**Task to complete:** Only the lines with "data" in them need to be copied from the listing.

**The input:**
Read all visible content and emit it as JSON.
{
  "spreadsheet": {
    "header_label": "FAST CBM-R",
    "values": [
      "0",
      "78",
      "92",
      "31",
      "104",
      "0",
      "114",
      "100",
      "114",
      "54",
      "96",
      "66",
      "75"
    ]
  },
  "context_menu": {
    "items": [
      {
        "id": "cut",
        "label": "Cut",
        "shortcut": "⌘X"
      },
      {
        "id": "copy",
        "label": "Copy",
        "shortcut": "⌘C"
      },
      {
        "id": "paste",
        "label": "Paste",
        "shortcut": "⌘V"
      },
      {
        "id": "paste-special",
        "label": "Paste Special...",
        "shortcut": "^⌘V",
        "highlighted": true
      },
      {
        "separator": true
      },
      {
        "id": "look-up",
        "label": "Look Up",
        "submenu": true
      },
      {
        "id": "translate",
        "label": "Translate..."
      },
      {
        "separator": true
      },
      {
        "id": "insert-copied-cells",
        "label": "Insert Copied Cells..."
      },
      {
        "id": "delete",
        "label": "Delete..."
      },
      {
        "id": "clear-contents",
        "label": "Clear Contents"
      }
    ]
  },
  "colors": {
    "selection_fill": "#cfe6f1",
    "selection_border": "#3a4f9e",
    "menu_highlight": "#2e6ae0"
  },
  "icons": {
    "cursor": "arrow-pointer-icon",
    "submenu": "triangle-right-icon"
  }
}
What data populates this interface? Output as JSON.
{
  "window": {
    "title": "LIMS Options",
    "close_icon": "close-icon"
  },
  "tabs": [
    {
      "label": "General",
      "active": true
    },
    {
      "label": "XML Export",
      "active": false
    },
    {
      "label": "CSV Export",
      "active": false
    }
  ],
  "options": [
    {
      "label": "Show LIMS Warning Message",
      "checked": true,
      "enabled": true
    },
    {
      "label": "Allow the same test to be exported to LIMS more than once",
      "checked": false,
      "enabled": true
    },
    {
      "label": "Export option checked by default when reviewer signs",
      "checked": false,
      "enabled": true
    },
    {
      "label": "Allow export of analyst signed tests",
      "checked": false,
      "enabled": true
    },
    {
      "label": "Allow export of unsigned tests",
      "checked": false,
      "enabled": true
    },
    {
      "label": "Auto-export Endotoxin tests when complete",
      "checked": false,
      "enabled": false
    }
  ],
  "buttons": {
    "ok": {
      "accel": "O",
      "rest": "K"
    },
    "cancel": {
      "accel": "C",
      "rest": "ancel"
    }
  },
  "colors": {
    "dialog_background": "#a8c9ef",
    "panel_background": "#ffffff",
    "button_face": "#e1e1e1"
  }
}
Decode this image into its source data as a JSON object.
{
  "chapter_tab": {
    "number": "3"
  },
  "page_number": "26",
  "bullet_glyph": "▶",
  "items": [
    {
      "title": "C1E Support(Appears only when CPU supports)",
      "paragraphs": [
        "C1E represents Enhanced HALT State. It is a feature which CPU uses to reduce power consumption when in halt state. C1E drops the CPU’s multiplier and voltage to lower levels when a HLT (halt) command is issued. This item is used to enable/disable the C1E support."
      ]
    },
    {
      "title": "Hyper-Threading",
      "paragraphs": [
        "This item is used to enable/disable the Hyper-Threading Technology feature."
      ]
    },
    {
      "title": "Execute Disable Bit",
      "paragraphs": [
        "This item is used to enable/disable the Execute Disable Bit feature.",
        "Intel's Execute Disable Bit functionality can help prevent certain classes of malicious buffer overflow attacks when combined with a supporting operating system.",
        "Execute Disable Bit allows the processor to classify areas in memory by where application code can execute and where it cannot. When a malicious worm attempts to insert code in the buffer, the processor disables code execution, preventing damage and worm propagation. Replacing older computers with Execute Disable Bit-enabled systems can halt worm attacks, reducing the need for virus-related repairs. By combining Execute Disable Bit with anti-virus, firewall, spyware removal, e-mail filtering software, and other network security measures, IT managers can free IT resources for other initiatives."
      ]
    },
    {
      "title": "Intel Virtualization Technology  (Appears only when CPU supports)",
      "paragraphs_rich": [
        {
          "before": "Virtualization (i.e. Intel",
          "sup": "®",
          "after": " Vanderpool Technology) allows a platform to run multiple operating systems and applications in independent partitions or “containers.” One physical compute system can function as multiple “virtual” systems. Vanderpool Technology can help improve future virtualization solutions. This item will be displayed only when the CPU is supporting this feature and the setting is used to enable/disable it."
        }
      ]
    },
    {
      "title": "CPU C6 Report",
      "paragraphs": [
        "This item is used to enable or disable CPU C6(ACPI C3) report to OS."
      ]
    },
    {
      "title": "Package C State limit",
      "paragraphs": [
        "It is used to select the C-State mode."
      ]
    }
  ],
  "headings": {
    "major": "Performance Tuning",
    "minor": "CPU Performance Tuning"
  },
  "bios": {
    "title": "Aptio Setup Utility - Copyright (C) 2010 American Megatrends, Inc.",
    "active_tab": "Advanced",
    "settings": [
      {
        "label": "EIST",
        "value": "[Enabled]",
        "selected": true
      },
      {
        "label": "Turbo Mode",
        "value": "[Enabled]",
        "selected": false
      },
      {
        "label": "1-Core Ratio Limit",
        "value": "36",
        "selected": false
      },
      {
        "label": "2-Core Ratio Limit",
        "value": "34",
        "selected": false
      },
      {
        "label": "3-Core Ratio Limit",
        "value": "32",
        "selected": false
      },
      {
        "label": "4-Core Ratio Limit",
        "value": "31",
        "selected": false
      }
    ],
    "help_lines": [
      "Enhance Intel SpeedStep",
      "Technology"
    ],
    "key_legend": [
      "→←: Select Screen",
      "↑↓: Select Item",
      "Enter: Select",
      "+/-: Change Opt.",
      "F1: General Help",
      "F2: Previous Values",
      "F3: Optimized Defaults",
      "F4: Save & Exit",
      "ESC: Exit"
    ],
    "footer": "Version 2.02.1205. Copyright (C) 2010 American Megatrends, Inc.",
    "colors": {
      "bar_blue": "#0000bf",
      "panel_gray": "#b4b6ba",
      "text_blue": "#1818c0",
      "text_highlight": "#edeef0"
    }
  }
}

**Reply:**
What data populates this interface? Output as JSON.
Decode this image into its source data as a JSON object.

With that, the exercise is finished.